__DATA FOR THE TASK__.

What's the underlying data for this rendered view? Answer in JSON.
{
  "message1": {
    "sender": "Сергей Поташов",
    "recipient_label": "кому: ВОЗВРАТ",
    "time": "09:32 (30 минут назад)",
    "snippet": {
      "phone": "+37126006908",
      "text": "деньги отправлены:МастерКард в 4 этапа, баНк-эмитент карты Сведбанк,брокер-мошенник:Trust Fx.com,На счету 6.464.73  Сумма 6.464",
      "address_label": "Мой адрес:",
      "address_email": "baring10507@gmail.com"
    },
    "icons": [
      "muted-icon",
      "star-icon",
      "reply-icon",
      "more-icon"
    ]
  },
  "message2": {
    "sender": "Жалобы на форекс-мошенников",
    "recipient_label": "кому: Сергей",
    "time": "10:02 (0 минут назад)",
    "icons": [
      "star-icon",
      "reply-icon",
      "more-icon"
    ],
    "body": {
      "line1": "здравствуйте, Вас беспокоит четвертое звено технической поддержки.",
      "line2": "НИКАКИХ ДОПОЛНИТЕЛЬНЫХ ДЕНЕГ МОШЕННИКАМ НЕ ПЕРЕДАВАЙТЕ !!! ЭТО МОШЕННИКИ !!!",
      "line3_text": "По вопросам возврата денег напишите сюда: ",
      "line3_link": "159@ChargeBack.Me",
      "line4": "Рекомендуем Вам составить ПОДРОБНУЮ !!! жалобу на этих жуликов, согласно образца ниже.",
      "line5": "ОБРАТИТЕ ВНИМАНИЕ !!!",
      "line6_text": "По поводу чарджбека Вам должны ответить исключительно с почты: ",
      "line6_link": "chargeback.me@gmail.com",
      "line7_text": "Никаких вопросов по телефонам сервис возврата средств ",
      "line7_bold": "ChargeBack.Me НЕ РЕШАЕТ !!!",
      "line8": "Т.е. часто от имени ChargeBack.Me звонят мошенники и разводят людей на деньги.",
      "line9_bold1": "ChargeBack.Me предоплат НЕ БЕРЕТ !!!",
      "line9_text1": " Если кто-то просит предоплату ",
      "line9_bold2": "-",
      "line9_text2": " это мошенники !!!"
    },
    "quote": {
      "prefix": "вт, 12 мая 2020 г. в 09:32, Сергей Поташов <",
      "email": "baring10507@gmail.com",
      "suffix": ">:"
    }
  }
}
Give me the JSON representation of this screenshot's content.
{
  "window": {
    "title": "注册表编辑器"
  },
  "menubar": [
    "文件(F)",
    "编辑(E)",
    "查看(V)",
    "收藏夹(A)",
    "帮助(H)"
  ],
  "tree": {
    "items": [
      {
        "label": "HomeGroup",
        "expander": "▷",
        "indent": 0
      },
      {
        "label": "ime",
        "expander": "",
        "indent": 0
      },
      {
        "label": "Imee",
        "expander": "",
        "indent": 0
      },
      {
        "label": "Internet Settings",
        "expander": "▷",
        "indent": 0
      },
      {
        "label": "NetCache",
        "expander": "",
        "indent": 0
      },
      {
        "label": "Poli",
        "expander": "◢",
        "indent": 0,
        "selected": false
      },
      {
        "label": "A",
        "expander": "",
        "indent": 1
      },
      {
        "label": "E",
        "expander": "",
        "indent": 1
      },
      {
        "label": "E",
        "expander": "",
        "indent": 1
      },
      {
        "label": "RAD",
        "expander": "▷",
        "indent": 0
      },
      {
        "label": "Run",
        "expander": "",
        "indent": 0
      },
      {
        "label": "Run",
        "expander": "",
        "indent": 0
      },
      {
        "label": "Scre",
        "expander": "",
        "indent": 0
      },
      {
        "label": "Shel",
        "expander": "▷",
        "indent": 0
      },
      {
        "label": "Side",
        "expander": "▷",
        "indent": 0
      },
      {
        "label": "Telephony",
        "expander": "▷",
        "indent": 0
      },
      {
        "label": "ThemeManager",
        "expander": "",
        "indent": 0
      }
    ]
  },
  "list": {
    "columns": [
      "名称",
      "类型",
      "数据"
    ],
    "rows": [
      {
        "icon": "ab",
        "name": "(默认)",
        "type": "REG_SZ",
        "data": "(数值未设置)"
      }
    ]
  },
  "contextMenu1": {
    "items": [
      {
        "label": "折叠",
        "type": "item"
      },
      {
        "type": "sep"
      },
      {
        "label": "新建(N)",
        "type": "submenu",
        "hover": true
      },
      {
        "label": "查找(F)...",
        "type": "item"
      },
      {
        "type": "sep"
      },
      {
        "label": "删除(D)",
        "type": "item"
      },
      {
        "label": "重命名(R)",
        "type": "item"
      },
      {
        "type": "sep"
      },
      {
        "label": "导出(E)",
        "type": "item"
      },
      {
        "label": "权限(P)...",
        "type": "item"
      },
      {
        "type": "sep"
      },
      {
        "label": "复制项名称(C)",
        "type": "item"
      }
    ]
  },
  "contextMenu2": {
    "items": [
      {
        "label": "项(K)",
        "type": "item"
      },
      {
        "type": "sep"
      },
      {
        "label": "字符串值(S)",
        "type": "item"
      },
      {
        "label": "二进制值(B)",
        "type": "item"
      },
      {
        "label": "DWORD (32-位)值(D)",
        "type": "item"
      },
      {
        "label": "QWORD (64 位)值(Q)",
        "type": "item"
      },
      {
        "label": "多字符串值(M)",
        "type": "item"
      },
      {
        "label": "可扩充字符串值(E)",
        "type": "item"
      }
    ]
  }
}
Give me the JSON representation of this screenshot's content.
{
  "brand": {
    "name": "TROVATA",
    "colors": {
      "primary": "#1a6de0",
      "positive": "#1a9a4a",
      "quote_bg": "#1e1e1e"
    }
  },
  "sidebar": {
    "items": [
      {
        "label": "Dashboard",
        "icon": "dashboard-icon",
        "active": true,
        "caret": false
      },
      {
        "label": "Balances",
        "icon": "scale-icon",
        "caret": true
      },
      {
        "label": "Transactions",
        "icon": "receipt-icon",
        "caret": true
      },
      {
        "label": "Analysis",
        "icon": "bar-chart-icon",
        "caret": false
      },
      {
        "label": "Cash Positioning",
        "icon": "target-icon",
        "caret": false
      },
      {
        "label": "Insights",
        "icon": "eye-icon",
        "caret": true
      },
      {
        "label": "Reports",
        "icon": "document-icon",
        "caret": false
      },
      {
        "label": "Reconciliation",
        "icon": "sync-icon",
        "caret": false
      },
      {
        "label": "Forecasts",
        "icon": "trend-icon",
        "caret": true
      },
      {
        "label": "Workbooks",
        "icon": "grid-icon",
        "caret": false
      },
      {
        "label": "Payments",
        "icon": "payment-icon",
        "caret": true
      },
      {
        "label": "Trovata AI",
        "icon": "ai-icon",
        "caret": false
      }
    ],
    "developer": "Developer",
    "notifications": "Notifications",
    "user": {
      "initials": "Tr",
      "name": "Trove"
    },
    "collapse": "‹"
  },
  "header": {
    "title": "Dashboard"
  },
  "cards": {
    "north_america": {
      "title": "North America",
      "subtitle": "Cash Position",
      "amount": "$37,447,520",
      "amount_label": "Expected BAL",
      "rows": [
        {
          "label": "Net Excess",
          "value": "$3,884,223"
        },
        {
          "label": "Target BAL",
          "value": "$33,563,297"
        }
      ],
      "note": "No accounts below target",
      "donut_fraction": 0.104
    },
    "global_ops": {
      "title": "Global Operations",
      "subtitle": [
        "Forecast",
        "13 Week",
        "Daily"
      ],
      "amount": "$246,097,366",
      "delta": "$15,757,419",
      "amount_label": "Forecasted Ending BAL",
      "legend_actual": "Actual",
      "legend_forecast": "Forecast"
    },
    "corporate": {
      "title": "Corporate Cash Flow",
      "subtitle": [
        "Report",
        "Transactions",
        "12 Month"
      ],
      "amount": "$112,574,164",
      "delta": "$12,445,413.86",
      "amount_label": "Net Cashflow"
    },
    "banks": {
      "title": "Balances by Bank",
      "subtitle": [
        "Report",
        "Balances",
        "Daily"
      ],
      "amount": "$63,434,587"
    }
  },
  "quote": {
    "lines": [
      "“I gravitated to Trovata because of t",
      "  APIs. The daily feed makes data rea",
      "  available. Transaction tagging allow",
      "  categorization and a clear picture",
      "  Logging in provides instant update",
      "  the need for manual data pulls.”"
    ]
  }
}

__REQUEST__. Check each line above for "sender" and return the ones that have it.

__RESPONSE BELOW__.
    "sender": "Сергей Поташов",
    "sender": "Жалобы на форекс-мошенников",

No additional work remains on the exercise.